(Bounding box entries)
───
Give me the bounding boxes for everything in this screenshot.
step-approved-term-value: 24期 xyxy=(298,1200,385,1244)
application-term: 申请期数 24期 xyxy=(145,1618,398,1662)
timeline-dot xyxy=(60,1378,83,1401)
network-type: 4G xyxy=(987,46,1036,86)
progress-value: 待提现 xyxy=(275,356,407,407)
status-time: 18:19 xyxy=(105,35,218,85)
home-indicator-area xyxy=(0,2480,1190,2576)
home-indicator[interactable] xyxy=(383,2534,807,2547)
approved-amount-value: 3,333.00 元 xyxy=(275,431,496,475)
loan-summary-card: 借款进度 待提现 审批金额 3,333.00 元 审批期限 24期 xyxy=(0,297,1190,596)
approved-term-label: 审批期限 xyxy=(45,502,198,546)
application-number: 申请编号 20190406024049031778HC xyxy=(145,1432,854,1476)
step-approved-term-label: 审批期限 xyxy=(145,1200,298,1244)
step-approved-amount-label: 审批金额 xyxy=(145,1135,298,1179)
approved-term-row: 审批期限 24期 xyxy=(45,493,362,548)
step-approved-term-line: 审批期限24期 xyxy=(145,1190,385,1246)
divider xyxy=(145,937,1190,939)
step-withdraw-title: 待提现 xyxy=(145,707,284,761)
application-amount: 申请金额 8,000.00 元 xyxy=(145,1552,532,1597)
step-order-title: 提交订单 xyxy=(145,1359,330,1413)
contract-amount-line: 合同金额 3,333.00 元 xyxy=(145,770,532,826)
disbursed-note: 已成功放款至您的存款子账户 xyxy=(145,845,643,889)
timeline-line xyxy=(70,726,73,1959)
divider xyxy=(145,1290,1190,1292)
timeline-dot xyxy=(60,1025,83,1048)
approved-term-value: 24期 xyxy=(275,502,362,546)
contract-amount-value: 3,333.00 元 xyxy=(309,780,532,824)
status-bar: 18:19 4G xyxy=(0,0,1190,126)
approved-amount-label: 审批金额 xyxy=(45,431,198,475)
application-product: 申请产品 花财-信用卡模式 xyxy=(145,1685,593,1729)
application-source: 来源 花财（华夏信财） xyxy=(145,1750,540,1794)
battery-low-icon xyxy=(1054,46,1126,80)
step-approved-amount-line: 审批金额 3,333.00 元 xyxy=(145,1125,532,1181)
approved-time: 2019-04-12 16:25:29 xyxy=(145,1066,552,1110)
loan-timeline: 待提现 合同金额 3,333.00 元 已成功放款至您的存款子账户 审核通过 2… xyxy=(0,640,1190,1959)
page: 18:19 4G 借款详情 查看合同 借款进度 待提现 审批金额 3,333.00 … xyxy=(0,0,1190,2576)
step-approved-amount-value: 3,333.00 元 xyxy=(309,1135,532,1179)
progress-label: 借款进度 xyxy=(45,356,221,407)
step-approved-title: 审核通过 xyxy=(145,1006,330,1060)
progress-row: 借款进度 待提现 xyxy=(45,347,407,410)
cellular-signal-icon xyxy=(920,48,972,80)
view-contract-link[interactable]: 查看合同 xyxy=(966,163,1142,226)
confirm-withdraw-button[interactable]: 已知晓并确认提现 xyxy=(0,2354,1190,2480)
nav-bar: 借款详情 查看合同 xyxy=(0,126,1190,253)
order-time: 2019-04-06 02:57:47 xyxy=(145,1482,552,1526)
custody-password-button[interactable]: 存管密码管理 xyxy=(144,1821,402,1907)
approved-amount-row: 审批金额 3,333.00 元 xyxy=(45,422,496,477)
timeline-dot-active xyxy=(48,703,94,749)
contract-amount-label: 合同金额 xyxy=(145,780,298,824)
───
> _Task details_: Print every line of the items above, character for character.

> _The solution_:
Give me the bounding boxes for everything in this screenshot.
step-approved-term-value: 24期 xyxy=(298,1200,385,1244)
application-term: 申请期数 24期 xyxy=(145,1618,398,1662)
timeline-dot xyxy=(60,1378,83,1401)
network-type: 4G xyxy=(987,46,1036,86)
progress-value: 待提现 xyxy=(275,356,407,407)
status-time: 18:19 xyxy=(105,35,218,85)
home-indicator-area xyxy=(0,2480,1190,2576)
home-indicator[interactable] xyxy=(383,2534,807,2547)
approved-amount-value: 3,333.00 元 xyxy=(275,431,496,475)
loan-summary-card: 借款进度 待提现 审批金额 3,333.00 元 审批期限 24期 xyxy=(0,297,1190,596)
approved-term-label: 审批期限 xyxy=(45,502,198,546)
application-number: 申请编号 20190406024049031778HC xyxy=(145,1432,854,1476)
step-approved-term-label: 审批期限 xyxy=(145,1200,298,1244)
step-approved-amount-label: 审批金额 xyxy=(145,1135,298,1179)
approved-term-row: 审批期限 24期 xyxy=(45,493,362,548)
step-approved-term-line: 审批期限24期 xyxy=(145,1190,385,1246)
divider xyxy=(145,937,1190,939)
step-withdraw-title: 待提现 xyxy=(145,707,284,761)
application-amount: 申请金额 8,000.00 元 xyxy=(145,1552,532,1597)
step-order-title: 提交订单 xyxy=(145,1359,330,1413)
contract-amount-line: 合同金额 3,333.00 元 xyxy=(145,770,532,826)
disbursed-note: 已成功放款至您的存款子账户 xyxy=(145,845,643,889)
timeline-line xyxy=(70,726,73,1959)
divider xyxy=(145,1290,1190,1292)
timeline-dot xyxy=(60,1025,83,1048)
approved-term-value: 24期 xyxy=(275,502,362,546)
contract-amount-value: 3,333.00 元 xyxy=(309,780,532,824)
status-bar: 18:19 4G xyxy=(0,0,1190,126)
approved-amount-label: 审批金额 xyxy=(45,431,198,475)
application-product: 申请产品 花财-信用卡模式 xyxy=(145,1685,593,1729)
application-source: 来源 花财（华夏信财） xyxy=(145,1750,540,1794)
battery-low-icon xyxy=(1054,46,1126,80)
step-approved-amount-line: 审批金额 3,333.00 元 xyxy=(145,1125,532,1181)
approved-time: 2019-04-12 16:25:29 xyxy=(145,1066,552,1110)
loan-timeline: 待提现 合同金额 3,333.00 元 已成功放款至您的存款子账户 审核通过 2… xyxy=(0,640,1190,1959)
page: 18:19 4G 借款详情 查看合同 借款进度 待提现 审批金额 3,333.00 … xyxy=(0,0,1190,2576)
step-approved-amount-value: 3,333.00 元 xyxy=(309,1135,532,1179)
progress-label: 借款进度 xyxy=(45,356,221,407)
step-approved-title: 审核通过 xyxy=(145,1006,330,1060)
progress-row: 借款进度 待提现 xyxy=(45,347,407,410)
cellular-signal-icon xyxy=(920,48,972,80)
view-contract-link[interactable]: 查看合同 xyxy=(966,163,1142,226)
confirm-withdraw-button[interactable]: 已知晓并确认提现 xyxy=(0,2354,1190,2480)
nav-bar: 借款详情 查看合同 xyxy=(0,126,1190,253)
order-time: 2019-04-06 02:57:47 xyxy=(145,1482,552,1526)
custody-password-button[interactable]: 存管密码管理 xyxy=(144,1821,402,1907)
approved-amount-row: 审批金额 3,333.00 元 xyxy=(45,422,496,477)
timeline-dot-active xyxy=(48,703,94,749)
contract-amount-label: 合同金额 xyxy=(145,780,298,824)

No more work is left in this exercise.